=== What the task requires ===
Show every line in the entries below where the word "slits" appears.

━━ Record extracts ━━

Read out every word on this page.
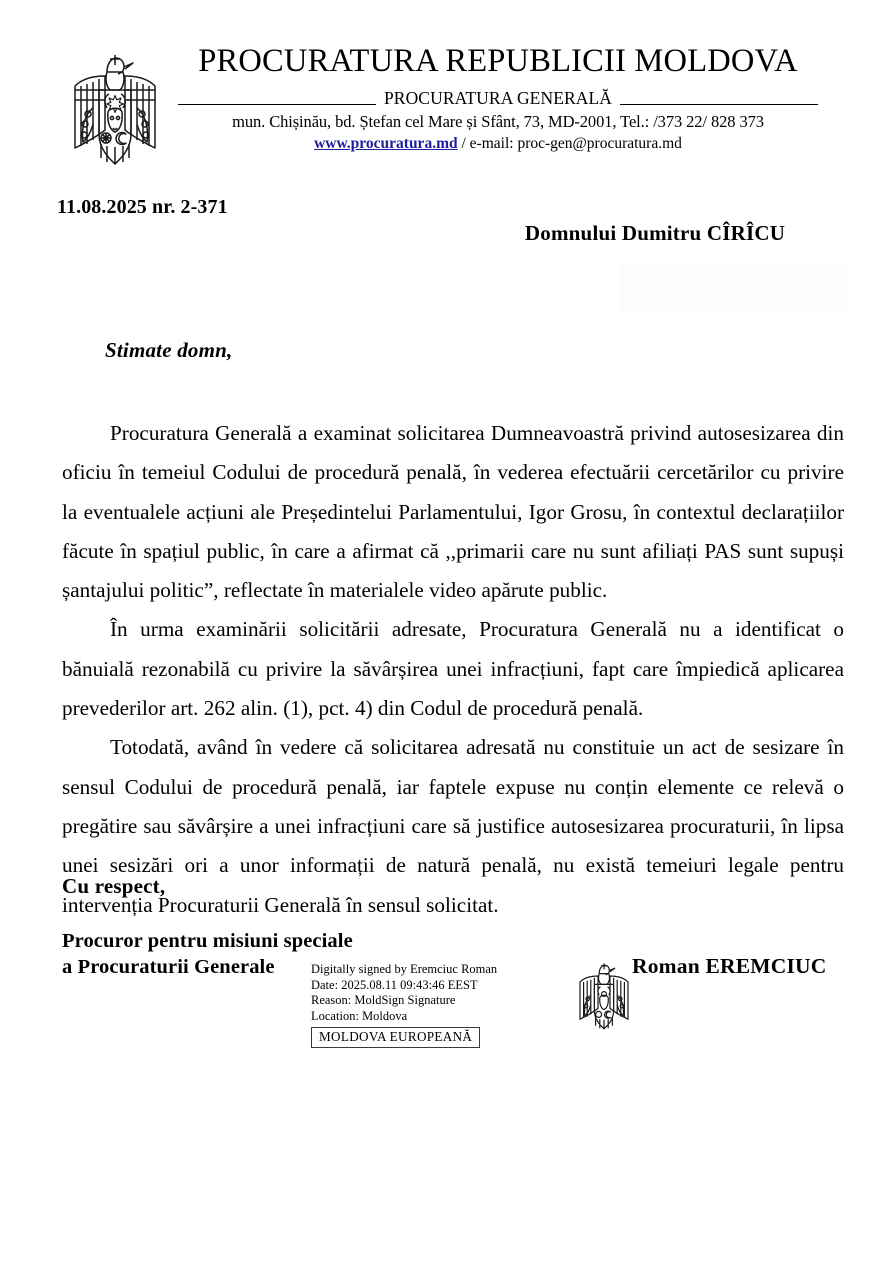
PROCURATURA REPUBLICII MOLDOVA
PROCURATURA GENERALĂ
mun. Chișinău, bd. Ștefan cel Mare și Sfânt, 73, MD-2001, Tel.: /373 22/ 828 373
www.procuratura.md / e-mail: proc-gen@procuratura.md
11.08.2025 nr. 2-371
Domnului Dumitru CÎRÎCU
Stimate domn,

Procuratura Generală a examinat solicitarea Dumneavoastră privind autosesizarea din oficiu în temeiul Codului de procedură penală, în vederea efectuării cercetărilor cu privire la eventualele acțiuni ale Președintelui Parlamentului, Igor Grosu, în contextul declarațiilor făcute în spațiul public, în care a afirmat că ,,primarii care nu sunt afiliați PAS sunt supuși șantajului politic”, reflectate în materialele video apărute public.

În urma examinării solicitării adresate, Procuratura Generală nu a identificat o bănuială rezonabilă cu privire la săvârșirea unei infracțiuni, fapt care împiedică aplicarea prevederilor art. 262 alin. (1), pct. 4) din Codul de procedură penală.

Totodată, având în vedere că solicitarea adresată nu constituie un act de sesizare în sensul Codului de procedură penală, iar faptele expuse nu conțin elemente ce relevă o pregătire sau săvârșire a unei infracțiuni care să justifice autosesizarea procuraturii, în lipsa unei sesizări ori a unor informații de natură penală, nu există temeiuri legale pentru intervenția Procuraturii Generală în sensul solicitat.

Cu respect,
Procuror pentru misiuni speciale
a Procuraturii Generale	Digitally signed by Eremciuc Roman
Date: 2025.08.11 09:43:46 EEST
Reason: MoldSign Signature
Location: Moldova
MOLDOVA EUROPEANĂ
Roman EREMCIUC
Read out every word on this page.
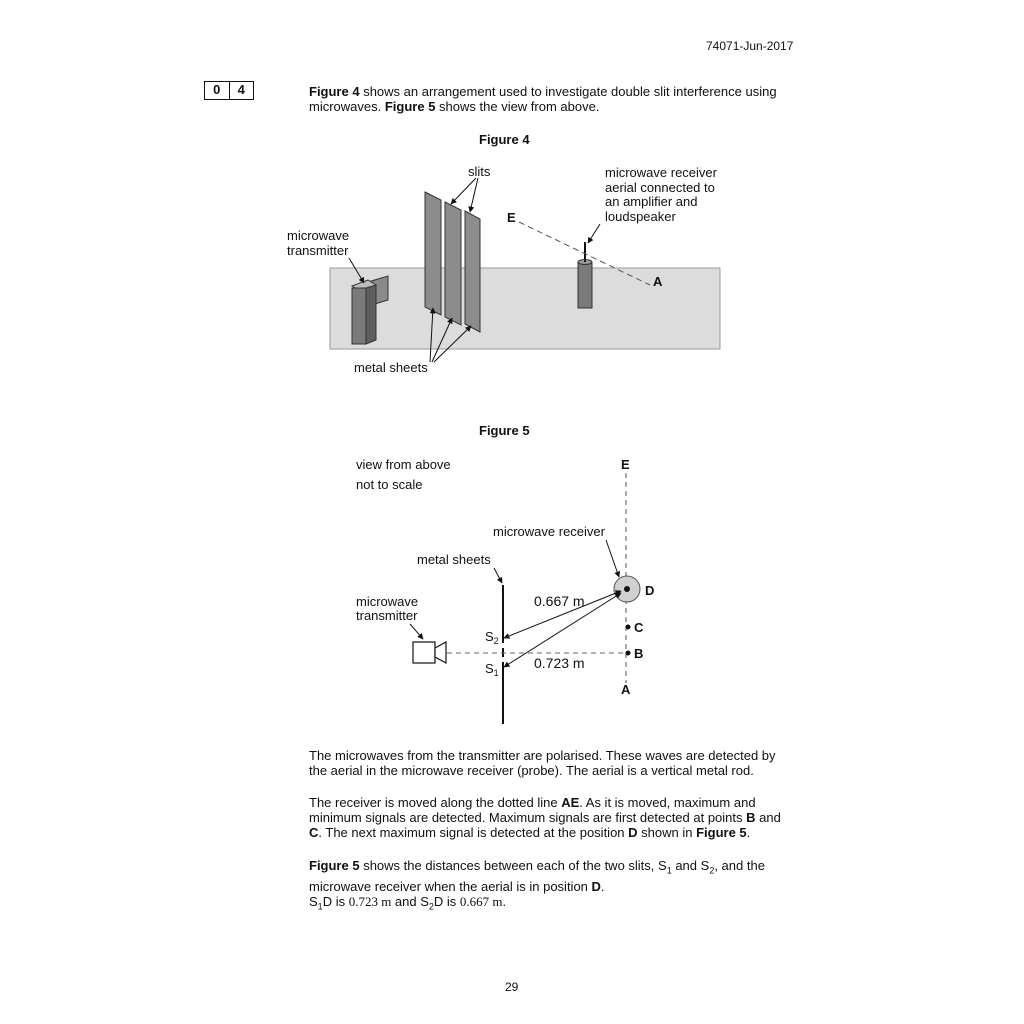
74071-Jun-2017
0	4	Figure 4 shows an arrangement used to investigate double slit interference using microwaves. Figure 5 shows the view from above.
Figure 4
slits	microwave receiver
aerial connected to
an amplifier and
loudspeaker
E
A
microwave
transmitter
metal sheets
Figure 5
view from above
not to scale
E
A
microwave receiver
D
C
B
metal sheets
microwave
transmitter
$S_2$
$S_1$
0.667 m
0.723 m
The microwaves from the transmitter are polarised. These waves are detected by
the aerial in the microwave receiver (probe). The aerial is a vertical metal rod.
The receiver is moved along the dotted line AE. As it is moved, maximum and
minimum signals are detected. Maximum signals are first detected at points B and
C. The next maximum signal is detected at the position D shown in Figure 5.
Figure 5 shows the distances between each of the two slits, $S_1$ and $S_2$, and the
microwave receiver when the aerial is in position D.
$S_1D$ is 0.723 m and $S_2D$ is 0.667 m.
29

━━━

=== The solution ===
slits	microwave receiver
Figure 5 shows the distances between each of the two slits, $S_1$ and $S_2$, and the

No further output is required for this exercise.